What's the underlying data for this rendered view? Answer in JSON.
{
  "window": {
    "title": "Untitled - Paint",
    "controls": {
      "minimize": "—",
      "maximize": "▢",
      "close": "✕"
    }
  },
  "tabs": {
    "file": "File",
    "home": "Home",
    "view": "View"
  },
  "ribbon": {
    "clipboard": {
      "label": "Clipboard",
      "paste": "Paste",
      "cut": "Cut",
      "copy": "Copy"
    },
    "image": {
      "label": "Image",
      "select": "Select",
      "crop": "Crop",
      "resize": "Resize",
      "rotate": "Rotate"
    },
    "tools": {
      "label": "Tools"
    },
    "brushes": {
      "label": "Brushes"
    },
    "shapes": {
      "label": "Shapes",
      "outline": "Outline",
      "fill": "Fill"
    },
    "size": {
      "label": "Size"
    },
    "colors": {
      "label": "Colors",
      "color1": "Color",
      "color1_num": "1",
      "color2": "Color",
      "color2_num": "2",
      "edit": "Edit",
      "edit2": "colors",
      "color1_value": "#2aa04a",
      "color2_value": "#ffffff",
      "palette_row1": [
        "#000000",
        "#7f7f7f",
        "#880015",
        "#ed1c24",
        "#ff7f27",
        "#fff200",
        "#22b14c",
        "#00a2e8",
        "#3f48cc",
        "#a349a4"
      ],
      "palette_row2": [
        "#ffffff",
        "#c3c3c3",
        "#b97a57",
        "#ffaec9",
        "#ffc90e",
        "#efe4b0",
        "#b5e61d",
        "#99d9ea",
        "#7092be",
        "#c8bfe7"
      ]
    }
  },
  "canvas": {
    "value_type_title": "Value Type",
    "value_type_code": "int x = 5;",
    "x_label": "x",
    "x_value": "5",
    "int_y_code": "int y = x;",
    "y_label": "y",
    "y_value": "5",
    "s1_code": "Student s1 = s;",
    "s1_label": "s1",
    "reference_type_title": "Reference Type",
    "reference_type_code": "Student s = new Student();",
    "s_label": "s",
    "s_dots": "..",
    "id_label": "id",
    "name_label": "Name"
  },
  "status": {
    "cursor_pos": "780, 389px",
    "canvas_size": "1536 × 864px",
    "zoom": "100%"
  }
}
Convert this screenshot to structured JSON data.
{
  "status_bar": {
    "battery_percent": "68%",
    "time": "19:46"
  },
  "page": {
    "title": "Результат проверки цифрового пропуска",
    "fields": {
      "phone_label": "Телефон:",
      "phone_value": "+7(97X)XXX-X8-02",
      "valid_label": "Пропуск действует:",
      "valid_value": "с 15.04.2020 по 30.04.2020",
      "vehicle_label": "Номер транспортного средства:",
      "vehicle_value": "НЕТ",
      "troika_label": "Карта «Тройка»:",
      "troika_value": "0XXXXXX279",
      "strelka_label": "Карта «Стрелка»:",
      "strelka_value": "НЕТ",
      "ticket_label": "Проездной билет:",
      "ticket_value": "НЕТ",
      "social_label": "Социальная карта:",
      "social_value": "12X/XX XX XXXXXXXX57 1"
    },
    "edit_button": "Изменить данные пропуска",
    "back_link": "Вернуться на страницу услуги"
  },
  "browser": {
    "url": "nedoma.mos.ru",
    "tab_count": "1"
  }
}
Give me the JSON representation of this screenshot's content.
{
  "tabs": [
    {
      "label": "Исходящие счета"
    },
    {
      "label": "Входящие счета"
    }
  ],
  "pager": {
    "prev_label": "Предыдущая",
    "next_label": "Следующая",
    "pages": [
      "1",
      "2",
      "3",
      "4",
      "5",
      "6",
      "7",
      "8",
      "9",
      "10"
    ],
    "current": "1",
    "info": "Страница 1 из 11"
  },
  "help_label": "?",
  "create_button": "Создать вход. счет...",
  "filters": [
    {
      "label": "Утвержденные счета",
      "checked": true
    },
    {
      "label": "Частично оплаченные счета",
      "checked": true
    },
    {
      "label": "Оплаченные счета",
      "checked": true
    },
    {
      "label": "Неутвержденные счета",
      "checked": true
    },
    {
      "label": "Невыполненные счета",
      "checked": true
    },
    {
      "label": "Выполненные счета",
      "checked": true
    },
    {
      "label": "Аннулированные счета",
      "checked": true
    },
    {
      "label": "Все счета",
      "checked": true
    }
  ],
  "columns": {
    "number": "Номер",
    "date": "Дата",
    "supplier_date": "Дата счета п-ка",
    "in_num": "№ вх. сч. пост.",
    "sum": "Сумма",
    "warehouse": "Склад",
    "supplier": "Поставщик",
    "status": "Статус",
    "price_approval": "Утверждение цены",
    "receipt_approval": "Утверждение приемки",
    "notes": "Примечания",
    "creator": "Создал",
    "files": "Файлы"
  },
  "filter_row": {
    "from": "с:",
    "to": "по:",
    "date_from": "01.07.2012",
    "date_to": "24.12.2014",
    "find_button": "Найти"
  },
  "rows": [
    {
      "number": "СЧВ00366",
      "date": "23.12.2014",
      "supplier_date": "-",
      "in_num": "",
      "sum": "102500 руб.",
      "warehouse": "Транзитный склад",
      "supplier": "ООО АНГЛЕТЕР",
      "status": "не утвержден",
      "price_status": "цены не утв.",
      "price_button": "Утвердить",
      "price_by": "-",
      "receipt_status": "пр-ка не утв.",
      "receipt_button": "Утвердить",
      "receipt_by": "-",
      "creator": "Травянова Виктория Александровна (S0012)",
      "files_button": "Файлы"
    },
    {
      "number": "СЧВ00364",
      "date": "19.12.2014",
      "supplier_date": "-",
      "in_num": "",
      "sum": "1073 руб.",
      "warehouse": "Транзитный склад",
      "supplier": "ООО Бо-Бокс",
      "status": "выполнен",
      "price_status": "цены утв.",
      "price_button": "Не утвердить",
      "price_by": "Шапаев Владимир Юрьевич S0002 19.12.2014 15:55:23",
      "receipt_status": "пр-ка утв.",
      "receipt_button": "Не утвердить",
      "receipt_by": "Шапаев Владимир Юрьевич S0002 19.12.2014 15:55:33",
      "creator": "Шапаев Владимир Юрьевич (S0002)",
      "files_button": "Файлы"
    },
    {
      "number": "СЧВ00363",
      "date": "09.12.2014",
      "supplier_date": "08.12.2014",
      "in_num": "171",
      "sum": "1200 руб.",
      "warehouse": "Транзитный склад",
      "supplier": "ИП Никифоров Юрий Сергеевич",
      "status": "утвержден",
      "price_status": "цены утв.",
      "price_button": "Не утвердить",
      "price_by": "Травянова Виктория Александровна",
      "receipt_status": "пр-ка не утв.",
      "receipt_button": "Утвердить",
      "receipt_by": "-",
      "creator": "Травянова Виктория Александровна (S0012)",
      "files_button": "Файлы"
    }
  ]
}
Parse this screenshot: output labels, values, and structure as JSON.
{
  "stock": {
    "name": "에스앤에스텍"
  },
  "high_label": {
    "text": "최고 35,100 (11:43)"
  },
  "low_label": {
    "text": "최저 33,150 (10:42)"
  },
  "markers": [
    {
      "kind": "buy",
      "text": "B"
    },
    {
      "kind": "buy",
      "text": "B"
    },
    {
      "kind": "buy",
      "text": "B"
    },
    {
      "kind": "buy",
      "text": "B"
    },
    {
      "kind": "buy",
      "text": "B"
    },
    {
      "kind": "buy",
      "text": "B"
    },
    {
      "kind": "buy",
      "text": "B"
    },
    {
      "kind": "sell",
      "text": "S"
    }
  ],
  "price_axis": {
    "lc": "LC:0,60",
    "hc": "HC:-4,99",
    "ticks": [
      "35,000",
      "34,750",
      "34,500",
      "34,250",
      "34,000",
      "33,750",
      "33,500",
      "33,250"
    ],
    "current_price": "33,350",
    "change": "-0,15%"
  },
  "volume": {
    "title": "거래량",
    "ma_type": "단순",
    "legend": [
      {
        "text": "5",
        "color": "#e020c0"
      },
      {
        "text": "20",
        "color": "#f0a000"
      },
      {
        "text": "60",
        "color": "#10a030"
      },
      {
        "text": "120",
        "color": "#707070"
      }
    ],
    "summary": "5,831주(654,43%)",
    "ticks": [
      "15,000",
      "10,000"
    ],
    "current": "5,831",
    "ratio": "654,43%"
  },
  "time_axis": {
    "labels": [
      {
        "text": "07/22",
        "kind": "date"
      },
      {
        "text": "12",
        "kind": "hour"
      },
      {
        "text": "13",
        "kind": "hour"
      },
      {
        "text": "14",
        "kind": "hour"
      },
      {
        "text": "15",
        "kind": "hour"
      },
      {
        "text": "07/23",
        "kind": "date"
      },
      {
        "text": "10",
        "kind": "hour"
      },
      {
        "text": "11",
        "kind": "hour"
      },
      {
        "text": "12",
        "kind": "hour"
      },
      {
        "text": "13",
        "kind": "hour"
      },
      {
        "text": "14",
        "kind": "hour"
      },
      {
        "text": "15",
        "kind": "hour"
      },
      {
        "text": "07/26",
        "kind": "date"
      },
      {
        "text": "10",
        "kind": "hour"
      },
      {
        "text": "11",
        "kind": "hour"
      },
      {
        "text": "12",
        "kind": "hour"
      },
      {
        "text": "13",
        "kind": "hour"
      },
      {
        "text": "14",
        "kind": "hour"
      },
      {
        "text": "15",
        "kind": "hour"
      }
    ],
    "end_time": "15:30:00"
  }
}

GIVEN TASK: Show every line from the entries above in which "Владимир" appears.

COMPLETE ANSWER:
      "price_by": "Шапаев Владимир Юрьевич S0002 19.12.2014 15:55:23",
      "receipt_by": "Шапаев Владимир Юрьевич S0002 19.12.2014 15:55:33",
      "creator": "Шапаев Владимир Юрьевич (S0002)",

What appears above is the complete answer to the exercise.